§ Data section
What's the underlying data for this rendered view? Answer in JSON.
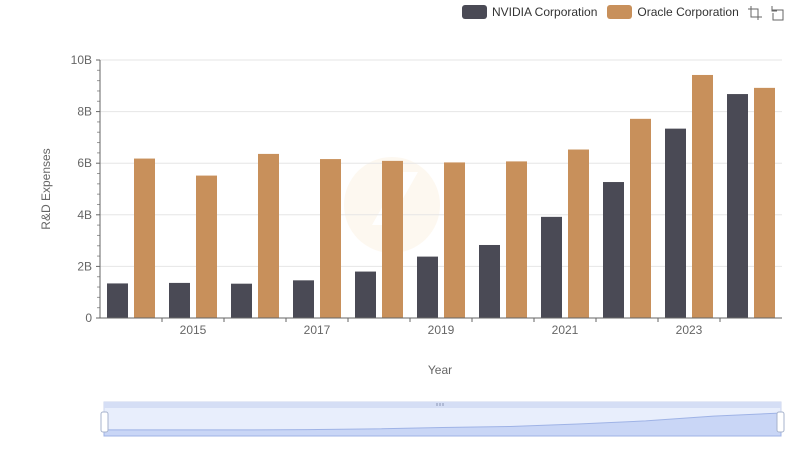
{
  "legend": [
    {
      "name": "NVIDIA Corporation",
      "color": "#4a4a55"
    },
    {
      "name": "Oracle Corporation",
      "color": "#c8905b"
    }
  ],
  "toolbox": {
    "icons": [
      "zoom-icon",
      "restore-icon"
    ]
  },
  "chart_data": {
    "type": "bar",
    "x": [
      2014,
      2015,
      2016,
      2017,
      2018,
      2019,
      2020,
      2021,
      2022,
      2023,
      2024
    ],
    "x_tick_labels": [
      "2015",
      "2017",
      "2019",
      "2021",
      "2023"
    ],
    "series": [
      {
        "name": "NVIDIA Corporation",
        "color": "#4a4a55",
        "values": [
          1.34,
          1.36,
          1.33,
          1.46,
          1.8,
          2.38,
          2.83,
          3.92,
          5.27,
          7.34,
          8.68
        ]
      },
      {
        "name": "Oracle Corporation",
        "color": "#c8905b",
        "values": [
          6.18,
          5.52,
          6.36,
          6.16,
          6.09,
          6.03,
          6.07,
          6.53,
          7.72,
          9.42,
          8.92
        ]
      }
    ],
    "xlabel": "Year",
    "ylabel": "R&D Expenses",
    "y_tick_labels": [
      "0",
      "2B",
      "4B",
      "6B",
      "8B",
      "10B"
    ],
    "ylim": [
      0,
      10
    ],
    "grid": true,
    "legend_position": "top-right",
    "data_zoom": true
  }
}
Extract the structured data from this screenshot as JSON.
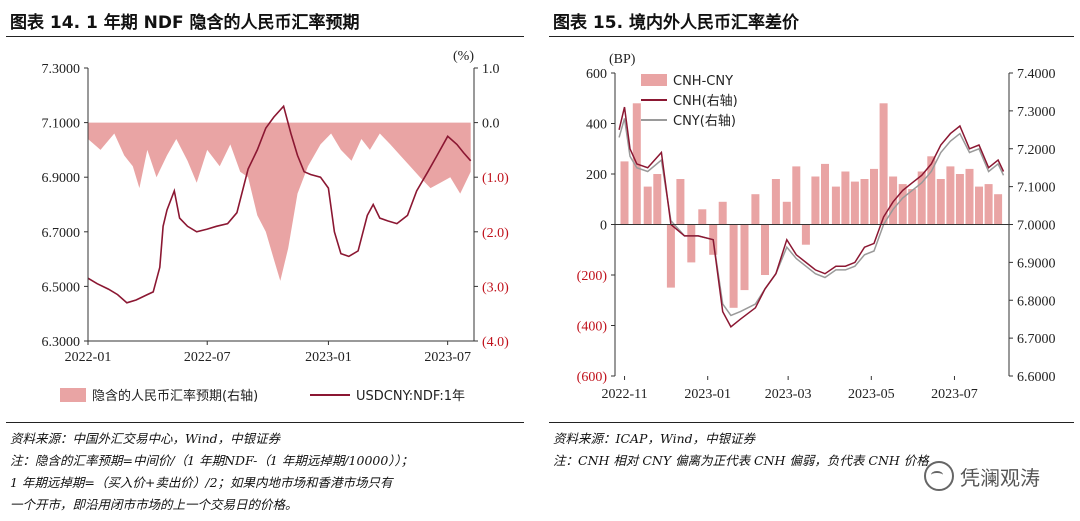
{
  "left": {
    "title": "图表 14. 1 年期 NDF 隐含的人民币汇率预期",
    "source": "资料来源：中国外汇交易中心，Wind，中银证券",
    "note_lines": [
      "注：隐含的汇率预期=中间价/（1 年期NDF-（1 年期远掉期/10000））；",
      "1 年期远掉期=（买入价+卖出价）/2；如果内地市场和香港市场只有",
      "一个开市，即沿用闭市市场的上一个交易日的价格。"
    ],
    "right_axis_unit": "(%)",
    "legend": [
      "隐含的人民币汇率预期(右轴)",
      "USDCNY:NDF:1年"
    ],
    "colors": {
      "bar": "#e9a4a4",
      "line": "#8b1732",
      "right_tick": "#c0111b"
    }
  },
  "right": {
    "title": "图表 15. 境内外人民币汇率差价",
    "source": "资料来源：ICAP，Wind，中银证券",
    "note": "注：CNH 相对 CNY 偏离为正代表 CNH 偏弱，负代表 CNH 价格",
    "left_axis_unit": "(BP)",
    "legend": [
      "CNH-CNY",
      "CNH(右轴)",
      "CNY(右轴)"
    ],
    "colors": {
      "bar": "#e9a4a4",
      "cnh": "#8b1732",
      "cny": "#9a9a9a",
      "left_neg_tick": "#c0111b"
    }
  },
  "watermark": "凭澜观涛",
  "chart_data": [
    {
      "type": "bar",
      "title": "图表 14. 1 年期 NDF 隐含的人民币汇率预期",
      "x_ticks": [
        "2022-01",
        "2022-07",
        "2023-01",
        "2023-07"
      ],
      "x_range": [
        "2022-01-01",
        "2023-08-10"
      ],
      "y_left": {
        "ticks": [
          "6.3000",
          "6.5000",
          "6.7000",
          "6.9000",
          "7.1000",
          "7.3000"
        ],
        "lim": [
          6.3,
          7.3
        ]
      },
      "y_right": {
        "ticks": [
          "(4.0)",
          "(3.0)",
          "(2.0)",
          "(1.0)",
          "0.0",
          "1.0"
        ],
        "lim": [
          -4.0,
          1.0
        ],
        "unit": "%"
      },
      "series": [
        {
          "name": "隐含的人民币汇率预期(右轴)",
          "type": "area",
          "axis": "right",
          "points": [
            [
              "2022-01-01",
              -0.3
            ],
            [
              "2022-01-20",
              -0.5
            ],
            [
              "2022-02-10",
              -0.2
            ],
            [
              "2022-02-25",
              -0.6
            ],
            [
              "2022-03-10",
              -0.8
            ],
            [
              "2022-03-20",
              -1.2
            ],
            [
              "2022-04-01",
              -0.5
            ],
            [
              "2022-04-15",
              -1.0
            ],
            [
              "2022-05-01",
              -0.6
            ],
            [
              "2022-05-15",
              -0.3
            ],
            [
              "2022-06-01",
              -0.7
            ],
            [
              "2022-06-15",
              -1.1
            ],
            [
              "2022-07-01",
              -0.5
            ],
            [
              "2022-07-20",
              -0.8
            ],
            [
              "2022-08-05",
              -0.4
            ],
            [
              "2022-08-20",
              -0.9
            ],
            [
              "2022-09-01",
              -1.0
            ],
            [
              "2022-09-15",
              -1.7
            ],
            [
              "2022-09-28",
              -2.0
            ],
            [
              "2022-10-10",
              -2.5
            ],
            [
              "2022-10-20",
              -2.9
            ],
            [
              "2022-11-01",
              -2.3
            ],
            [
              "2022-11-15",
              -1.3
            ],
            [
              "2022-12-01",
              -0.8
            ],
            [
              "2022-12-20",
              -0.4
            ],
            [
              "2023-01-05",
              -0.2
            ],
            [
              "2023-01-20",
              -0.5
            ],
            [
              "2023-02-05",
              -0.7
            ],
            [
              "2023-02-20",
              -0.3
            ],
            [
              "2023-03-05",
              -0.5
            ],
            [
              "2023-03-20",
              -0.2
            ],
            [
              "2023-04-05",
              -0.4
            ],
            [
              "2023-04-20",
              -0.6
            ],
            [
              "2023-05-05",
              -0.8
            ],
            [
              "2023-05-20",
              -1.0
            ],
            [
              "2023-06-05",
              -1.2
            ],
            [
              "2023-06-20",
              -1.1
            ],
            [
              "2023-07-05",
              -1.0
            ],
            [
              "2023-07-20",
              -1.3
            ],
            [
              "2023-08-05",
              -0.9
            ]
          ]
        },
        {
          "name": "USDCNY:NDF:1年",
          "type": "line",
          "axis": "left",
          "points": [
            [
              "2022-01-01",
              6.53
            ],
            [
              "2022-01-15",
              6.51
            ],
            [
              "2022-02-01",
              6.49
            ],
            [
              "2022-02-15",
              6.47
            ],
            [
              "2022-03-01",
              6.44
            ],
            [
              "2022-03-15",
              6.45
            ],
            [
              "2022-04-01",
              6.47
            ],
            [
              "2022-04-10",
              6.48
            ],
            [
              "2022-04-20",
              6.57
            ],
            [
              "2022-04-25",
              6.72
            ],
            [
              "2022-05-01",
              6.78
            ],
            [
              "2022-05-12",
              6.85
            ],
            [
              "2022-05-20",
              6.75
            ],
            [
              "2022-06-01",
              6.72
            ],
            [
              "2022-06-15",
              6.7
            ],
            [
              "2022-07-01",
              6.71
            ],
            [
              "2022-07-15",
              6.72
            ],
            [
              "2022-08-01",
              6.73
            ],
            [
              "2022-08-15",
              6.77
            ],
            [
              "2022-09-01",
              6.93
            ],
            [
              "2022-09-15",
              7.0
            ],
            [
              "2022-09-28",
              7.08
            ],
            [
              "2022-10-10",
              7.12
            ],
            [
              "2022-10-25",
              7.16
            ],
            [
              "2022-11-05",
              7.06
            ],
            [
              "2022-11-15",
              6.98
            ],
            [
              "2022-11-25",
              6.92
            ],
            [
              "2022-12-05",
              6.91
            ],
            [
              "2022-12-20",
              6.9
            ],
            [
              "2023-01-01",
              6.86
            ],
            [
              "2023-01-10",
              6.7
            ],
            [
              "2023-01-20",
              6.62
            ],
            [
              "2023-02-01",
              6.61
            ],
            [
              "2023-02-15",
              6.63
            ],
            [
              "2023-03-01",
              6.76
            ],
            [
              "2023-03-10",
              6.8
            ],
            [
              "2023-03-20",
              6.75
            ],
            [
              "2023-04-01",
              6.74
            ],
            [
              "2023-04-15",
              6.73
            ],
            [
              "2023-05-01",
              6.76
            ],
            [
              "2023-05-15",
              6.85
            ],
            [
              "2023-06-01",
              6.92
            ],
            [
              "2023-06-15",
              6.98
            ],
            [
              "2023-07-01",
              7.05
            ],
            [
              "2023-07-15",
              7.02
            ],
            [
              "2023-07-25",
              6.99
            ],
            [
              "2023-08-05",
              6.96
            ]
          ]
        }
      ]
    },
    {
      "type": "bar",
      "title": "图表 15. 境内外人民币汇率差价",
      "x_ticks": [
        "2022-11",
        "2023-01",
        "2023-03",
        "2023-05",
        "2023-07"
      ],
      "x_range": [
        "2022-10-25",
        "2023-08-10"
      ],
      "y_left": {
        "ticks": [
          "(600)",
          "(400)",
          "(200)",
          "0",
          "200",
          "400",
          "600"
        ],
        "lim": [
          -600,
          600
        ],
        "unit": "BP"
      },
      "y_right": {
        "ticks": [
          "6.6000",
          "6.7000",
          "6.8000",
          "6.9000",
          "7.0000",
          "7.1000",
          "7.2000",
          "7.3000",
          "7.4000"
        ],
        "lim": [
          6.6,
          7.4
        ]
      },
      "series": [
        {
          "name": "CNH-CNY",
          "type": "bar",
          "axis": "left",
          "points": [
            [
              "2022-11-01",
              250
            ],
            [
              "2022-11-10",
              480
            ],
            [
              "2022-11-18",
              150
            ],
            [
              "2022-11-25",
              200
            ],
            [
              "2022-12-05",
              -250
            ],
            [
              "2022-12-12",
              180
            ],
            [
              "2022-12-20",
              -150
            ],
            [
              "2022-12-28",
              60
            ],
            [
              "2023-01-05",
              -120
            ],
            [
              "2023-01-12",
              90
            ],
            [
              "2023-01-20",
              -330
            ],
            [
              "2023-01-28",
              -260
            ],
            [
              "2023-02-05",
              120
            ],
            [
              "2023-02-12",
              -200
            ],
            [
              "2023-02-20",
              180
            ],
            [
              "2023-02-28",
              90
            ],
            [
              "2023-03-07",
              230
            ],
            [
              "2023-03-14",
              -80
            ],
            [
              "2023-03-21",
              190
            ],
            [
              "2023-03-28",
              240
            ],
            [
              "2023-04-05",
              150
            ],
            [
              "2023-04-12",
              210
            ],
            [
              "2023-04-19",
              170
            ],
            [
              "2023-04-26",
              180
            ],
            [
              "2023-05-03",
              220
            ],
            [
              "2023-05-10",
              480
            ],
            [
              "2023-05-17",
              190
            ],
            [
              "2023-05-24",
              160
            ],
            [
              "2023-05-31",
              140
            ],
            [
              "2023-06-07",
              210
            ],
            [
              "2023-06-14",
              270
            ],
            [
              "2023-06-21",
              180
            ],
            [
              "2023-06-28",
              230
            ],
            [
              "2023-07-05",
              200
            ],
            [
              "2023-07-12",
              220
            ],
            [
              "2023-07-19",
              150
            ],
            [
              "2023-07-26",
              160
            ],
            [
              "2023-08-02",
              120
            ]
          ]
        },
        {
          "name": "CNH(右轴)",
          "type": "line",
          "axis": "right",
          "points": [
            [
              "2022-10-28",
              7.25
            ],
            [
              "2022-11-01",
              7.31
            ],
            [
              "2022-11-05",
              7.2
            ],
            [
              "2022-11-10",
              7.16
            ],
            [
              "2022-11-18",
              7.15
            ],
            [
              "2022-11-28",
              7.19
            ],
            [
              "2022-12-05",
              7.0
            ],
            [
              "2022-12-15",
              6.97
            ],
            [
              "2022-12-25",
              6.97
            ],
            [
              "2023-01-05",
              6.96
            ],
            [
              "2023-01-12",
              6.77
            ],
            [
              "2023-01-18",
              6.73
            ],
            [
              "2023-01-25",
              6.75
            ],
            [
              "2023-02-05",
              6.78
            ],
            [
              "2023-02-12",
              6.83
            ],
            [
              "2023-02-20",
              6.87
            ],
            [
              "2023-02-28",
              6.96
            ],
            [
              "2023-03-07",
              6.92
            ],
            [
              "2023-03-14",
              6.9
            ],
            [
              "2023-03-21",
              6.88
            ],
            [
              "2023-03-28",
              6.87
            ],
            [
              "2023-04-05",
              6.89
            ],
            [
              "2023-04-12",
              6.89
            ],
            [
              "2023-04-19",
              6.9
            ],
            [
              "2023-04-26",
              6.94
            ],
            [
              "2023-05-03",
              6.95
            ],
            [
              "2023-05-10",
              7.02
            ],
            [
              "2023-05-17",
              7.06
            ],
            [
              "2023-05-24",
              7.09
            ],
            [
              "2023-05-31",
              7.11
            ],
            [
              "2023-06-07",
              7.13
            ],
            [
              "2023-06-14",
              7.16
            ],
            [
              "2023-06-21",
              7.21
            ],
            [
              "2023-06-28",
              7.24
            ],
            [
              "2023-07-05",
              7.26
            ],
            [
              "2023-07-12",
              7.2
            ],
            [
              "2023-07-19",
              7.21
            ],
            [
              "2023-07-26",
              7.15
            ],
            [
              "2023-08-02",
              7.17
            ],
            [
              "2023-08-06",
              7.14
            ]
          ]
        },
        {
          "name": "CNY(右轴)",
          "type": "line",
          "axis": "right",
          "points": [
            [
              "2022-10-28",
              7.23
            ],
            [
              "2022-11-01",
              7.28
            ],
            [
              "2022-11-05",
              7.18
            ],
            [
              "2022-11-10",
              7.15
            ],
            [
              "2022-11-18",
              7.14
            ],
            [
              "2022-11-28",
              7.17
            ],
            [
              "2022-12-05",
              7.01
            ],
            [
              "2022-12-15",
              6.97
            ],
            [
              "2022-12-25",
              6.97
            ],
            [
              "2023-01-05",
              6.96
            ],
            [
              "2023-01-12",
              6.79
            ],
            [
              "2023-01-18",
              6.76
            ],
            [
              "2023-01-25",
              6.77
            ],
            [
              "2023-02-05",
              6.79
            ],
            [
              "2023-02-12",
              6.83
            ],
            [
              "2023-02-20",
              6.87
            ],
            [
              "2023-02-28",
              6.94
            ],
            [
              "2023-03-07",
              6.91
            ],
            [
              "2023-03-14",
              6.89
            ],
            [
              "2023-03-21",
              6.87
            ],
            [
              "2023-03-28",
              6.86
            ],
            [
              "2023-04-05",
              6.88
            ],
            [
              "2023-04-12",
              6.88
            ],
            [
              "2023-04-19",
              6.89
            ],
            [
              "2023-04-26",
              6.92
            ],
            [
              "2023-05-03",
              6.93
            ],
            [
              "2023-05-10",
              7.0
            ],
            [
              "2023-05-17",
              7.04
            ],
            [
              "2023-05-24",
              7.07
            ],
            [
              "2023-05-31",
              7.09
            ],
            [
              "2023-06-07",
              7.11
            ],
            [
              "2023-06-14",
              7.14
            ],
            [
              "2023-06-21",
              7.19
            ],
            [
              "2023-06-28",
              7.22
            ],
            [
              "2023-07-05",
              7.24
            ],
            [
              "2023-07-12",
              7.19
            ],
            [
              "2023-07-19",
              7.2
            ],
            [
              "2023-07-26",
              7.14
            ],
            [
              "2023-08-02",
              7.16
            ],
            [
              "2023-08-06",
              7.13
            ]
          ]
        }
      ]
    }
  ]
}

§ Exercise requirements
State how many lines include the string "JSON", and nothing more.

§ Solution below
2